** Begin Data shown **

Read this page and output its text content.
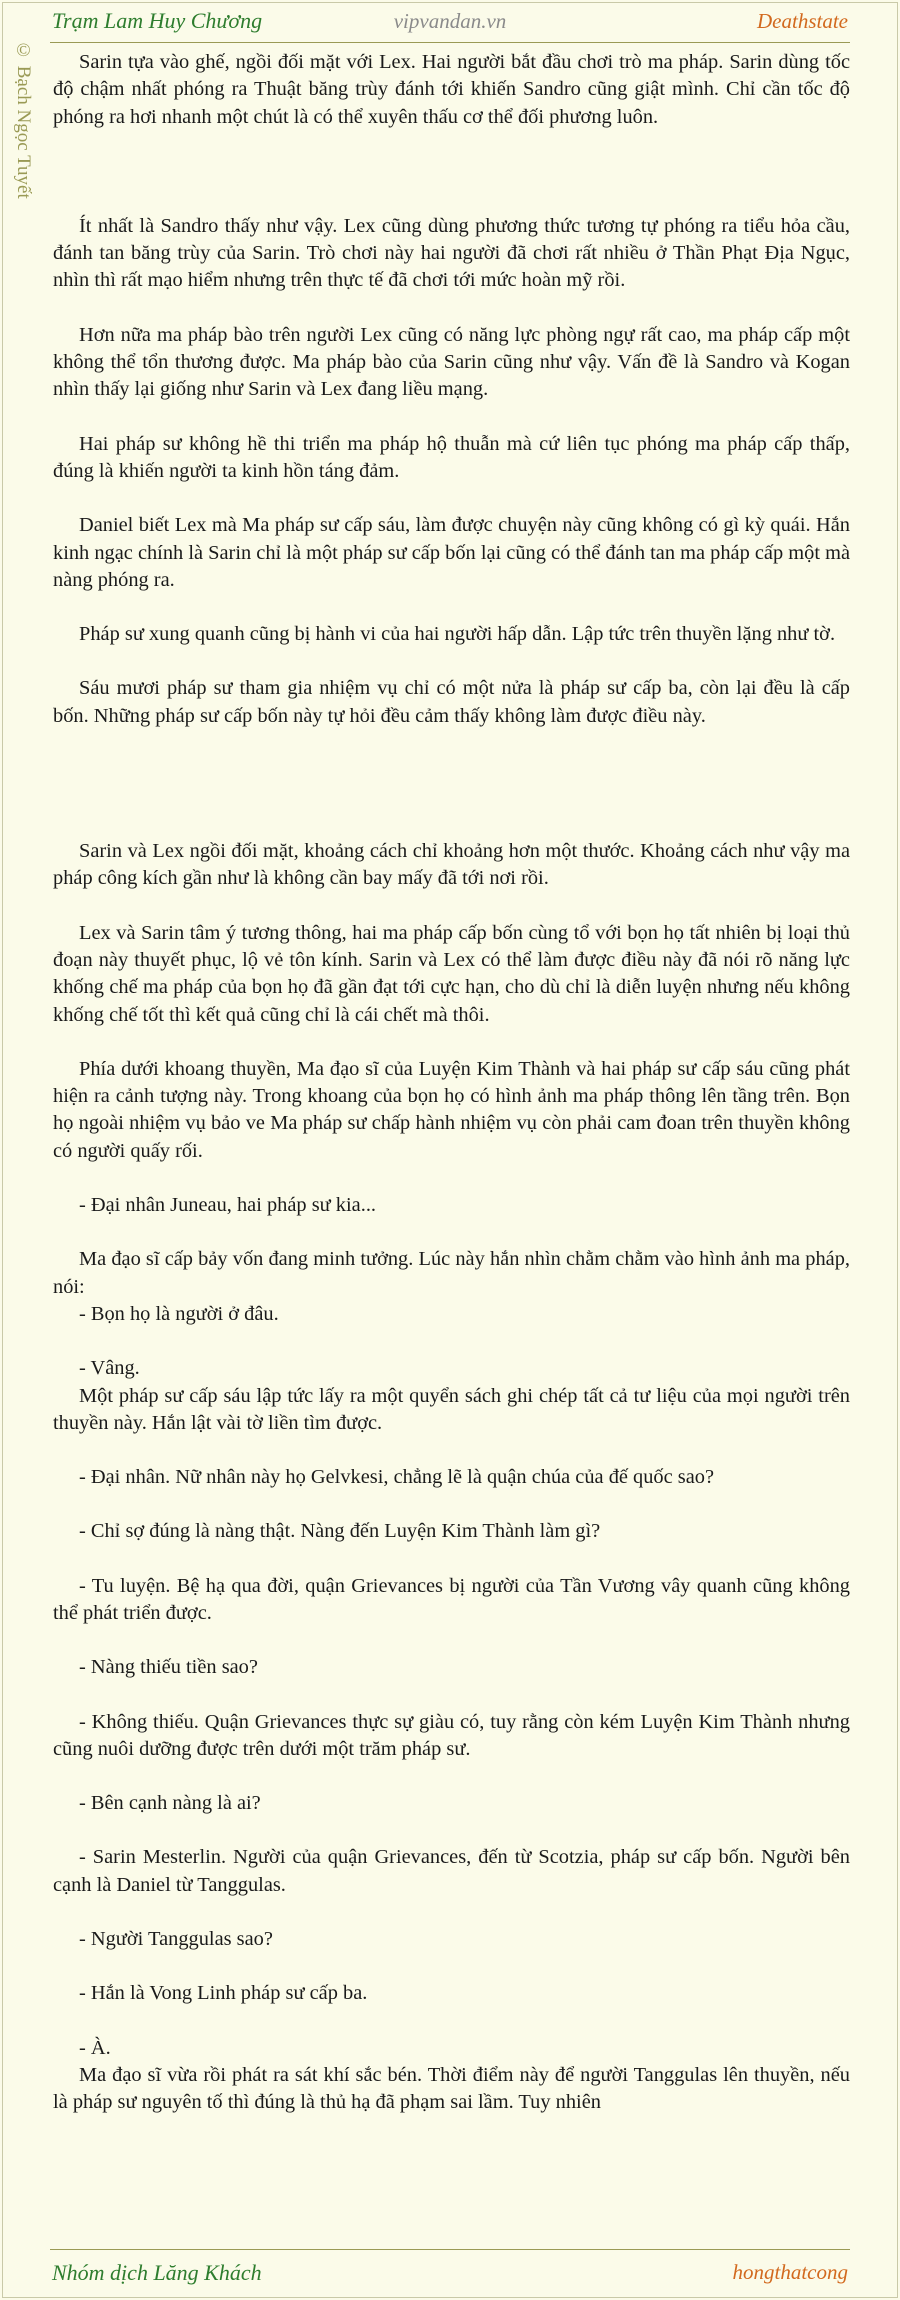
vipvandan.vn
Trạm Lam Huy Chương	Deathstate
© Bạch Ngọc Tuyết	Sarin tựa vào ghế, ngồi đối mặt với Lex. Hai người bắt đầu chơi trò ma pháp. Sarin dùng tốc độ chậm nhất phóng ra Thuật băng trùy đánh tới khiến Sandro cũng giật mình. Chỉ cần tốc độ phóng ra hơi nhanh một chút là có thể xuyên thấu cơ thể đối phương luôn.

Ít nhất là Sandro thấy như vậy. Lex cũng dùng phương thức tương tự phóng ra tiểu hỏa cầu, đánh tan băng trùy của Sarin. Trò chơi này hai người đã chơi rất nhiều ở Thần Phạt Địa Ngục, nhìn thì rất mạo hiểm nhưng trên thực tế đã chơi tới mức hoàn mỹ rồi.

Hơn nữa ma pháp bào trên người Lex cũng có năng lực phòng ngự rất cao, ma pháp cấp một không thể tổn thương được. Ma pháp bào của Sarin cũng như vậy. Vấn đề là Sandro và Kogan nhìn thấy lại giống như Sarin và Lex đang liều mạng.

Hai pháp sư không hề thi triển ma pháp hộ thuẫn mà cứ liên tục phóng ma pháp cấp thấp, đúng là khiến người ta kinh hồn táng đảm.

Daniel biết Lex mà Ma pháp sư cấp sáu, làm được chuyện này cũng không có gì kỳ quái. Hắn kinh ngạc chính là Sarin chỉ là một pháp sư cấp bốn lại cũng có thể đánh tan ma pháp cấp một mà nàng phóng ra.

Pháp sư xung quanh cũng bị hành vi của hai người hấp dẫn. Lập tức trên thuyền lặng như tờ.

Sáu mươi pháp sư tham gia nhiệm vụ chỉ có một nửa là pháp sư cấp ba, còn lại đều là cấp bốn. Những pháp sư cấp bốn này tự hỏi đều cảm thấy không làm được điều này.

Sarin và Lex ngồi đối mặt, khoảng cách chỉ khoảng hơn một thước. Khoảng cách như vậy ma pháp công kích gần như là không cần bay mấy đã tới nơi rồi.

Lex và Sarin tâm ý tương thông, hai ma pháp cấp bốn cùng tổ với bọn họ tất nhiên bị loại thủ đoạn này thuyết phục, lộ vẻ tôn kính. Sarin và Lex có thể làm được điều này đã nói rõ năng lực khống chế ma pháp của bọn họ đã gần đạt tới cực hạn, cho dù chỉ là diễn luyện nhưng nếu không khống chế tốt thì kết quả cũng chỉ là cái chết mà thôi.

Phía dưới khoang thuyền, Ma đạo sĩ của Luyện Kim Thành và hai pháp sư cấp sáu cũng phát hiện ra cảnh tượng này. Trong khoang của bọn họ có hình ảnh ma pháp thông lên tầng trên. Bọn họ ngoài nhiệm vụ bảo ve Ma pháp sư chấp hành nhiệm vụ còn phải cam đoan trên thuyền không có người quấy rối.

- Đại nhân Juneau, hai pháp sư kia...

Ma đạo sĩ cấp bảy vốn đang minh tưởng. Lúc này hắn nhìn chằm chằm vào hình ảnh ma pháp, nói:

- Bọn họ là người ở đâu.

- Vâng.

Một pháp sư cấp sáu lập tức lấy ra một quyển sách ghi chép tất cả tư liệu của mọi người trên thuyền này. Hắn lật vài tờ liền tìm được.

- Đại nhân. Nữ nhân này họ Gelvkesi, chẳng lẽ là quận chúa của đế quốc sao?

- Chỉ sợ đúng là nàng thật. Nàng đến Luyện Kim Thành làm gì?

- Tu luyện. Bệ hạ qua đời, quận Grievances bị người của Tần Vương vây quanh cũng không thể phát triển được.

- Nàng thiếu tiền sao?

- Không thiếu. Quận Grievances thực sự giàu có, tuy rằng còn kém Luyện Kim Thành nhưng cũng nuôi dưỡng được trên dưới một trăm pháp sư.

- Bên cạnh nàng là ai?

- Sarin Mesterlin. Người của quận Grievances, đến từ Scotzia, pháp sư cấp bốn. Người bên cạnh là Daniel từ Tanggulas.

- Người Tanggulas sao?

- Hắn là Vong Linh pháp sư cấp ba.

- À.

Ma đạo sĩ vừa rồi phát ra sát khí sắc bén. Thời điểm này để người Tanggulas lên thuyền, nếu là pháp sư nguyên tố thì đúng là thủ hạ đã phạm sai lầm. Tuy nhiên

Nhóm dịch Lăng Khách	hongthatcong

** End Data shown **

**Written task**
Pictures are excluded; copy every other part of the records exactly.

**Reply**
Read this page and output its text content.
vipvandan.vn
Trạm Lam Huy Chương	Deathstate
© Bạch Ngọc Tuyết	Sarin tựa vào ghế, ngồi đối mặt với Lex. Hai người bắt đầu chơi trò ma pháp. Sarin dùng tốc độ chậm nhất phóng ra Thuật băng trùy đánh tới khiến Sandro cũng giật mình. Chỉ cần tốc độ phóng ra hơi nhanh một chút là có thể xuyên thấu cơ thể đối phương luôn.

Ít nhất là Sandro thấy như vậy. Lex cũng dùng phương thức tương tự phóng ra tiểu hỏa cầu, đánh tan băng trùy của Sarin. Trò chơi này hai người đã chơi rất nhiều ở Thần Phạt Địa Ngục, nhìn thì rất mạo hiểm nhưng trên thực tế đã chơi tới mức hoàn mỹ rồi.

Hơn nữa ma pháp bào trên người Lex cũng có năng lực phòng ngự rất cao, ma pháp cấp một không thể tổn thương được. Ma pháp bào của Sarin cũng như vậy. Vấn đề là Sandro và Kogan nhìn thấy lại giống như Sarin và Lex đang liều mạng.

Hai pháp sư không hề thi triển ma pháp hộ thuẫn mà cứ liên tục phóng ma pháp cấp thấp, đúng là khiến người ta kinh hồn táng đảm.

Daniel biết Lex mà Ma pháp sư cấp sáu, làm được chuyện này cũng không có gì kỳ quái. Hắn kinh ngạc chính là Sarin chỉ là một pháp sư cấp bốn lại cũng có thể đánh tan ma pháp cấp một mà nàng phóng ra.

Pháp sư xung quanh cũng bị hành vi của hai người hấp dẫn. Lập tức trên thuyền lặng như tờ.

Sáu mươi pháp sư tham gia nhiệm vụ chỉ có một nửa là pháp sư cấp ba, còn lại đều là cấp bốn. Những pháp sư cấp bốn này tự hỏi đều cảm thấy không làm được điều này.

Sarin và Lex ngồi đối mặt, khoảng cách chỉ khoảng hơn một thước. Khoảng cách như vậy ma pháp công kích gần như là không cần bay mấy đã tới nơi rồi.

Lex và Sarin tâm ý tương thông, hai ma pháp cấp bốn cùng tổ với bọn họ tất nhiên bị loại thủ đoạn này thuyết phục, lộ vẻ tôn kính. Sarin và Lex có thể làm được điều này đã nói rõ năng lực khống chế ma pháp của bọn họ đã gần đạt tới cực hạn, cho dù chỉ là diễn luyện nhưng nếu không khống chế tốt thì kết quả cũng chỉ là cái chết mà thôi.

Phía dưới khoang thuyền, Ma đạo sĩ của Luyện Kim Thành và hai pháp sư cấp sáu cũng phát hiện ra cảnh tượng này. Trong khoang của bọn họ có hình ảnh ma pháp thông lên tầng trên. Bọn họ ngoài nhiệm vụ bảo ve Ma pháp sư chấp hành nhiệm vụ còn phải cam đoan trên thuyền không có người quấy rối.

- Đại nhân Juneau, hai pháp sư kia...

Ma đạo sĩ cấp bảy vốn đang minh tưởng. Lúc này hắn nhìn chằm chằm vào hình ảnh ma pháp, nói:

- Bọn họ là người ở đâu.

- Vâng.

Một pháp sư cấp sáu lập tức lấy ra một quyển sách ghi chép tất cả tư liệu của mọi người trên thuyền này. Hắn lật vài tờ liền tìm được.

- Đại nhân. Nữ nhân này họ Gelvkesi, chẳng lẽ là quận chúa của đế quốc sao?

- Chỉ sợ đúng là nàng thật. Nàng đến Luyện Kim Thành làm gì?

- Tu luyện. Bệ hạ qua đời, quận Grievances bị người của Tần Vương vây quanh cũng không thể phát triển được.

- Nàng thiếu tiền sao?

- Không thiếu. Quận Grievances thực sự giàu có, tuy rằng còn kém Luyện Kim Thành nhưng cũng nuôi dưỡng được trên dưới một trăm pháp sư.

- Bên cạnh nàng là ai?

- Sarin Mesterlin. Người của quận Grievances, đến từ Scotzia, pháp sư cấp bốn. Người bên cạnh là Daniel từ Tanggulas.

- Người Tanggulas sao?

- Hắn là Vong Linh pháp sư cấp ba.

- À.

Ma đạo sĩ vừa rồi phát ra sát khí sắc bén. Thời điểm này để người Tanggulas lên thuyền, nếu là pháp sư nguyên tố thì đúng là thủ hạ đã phạm sai lầm. Tuy nhiên

Nhóm dịch Lăng Khách	hongthatcong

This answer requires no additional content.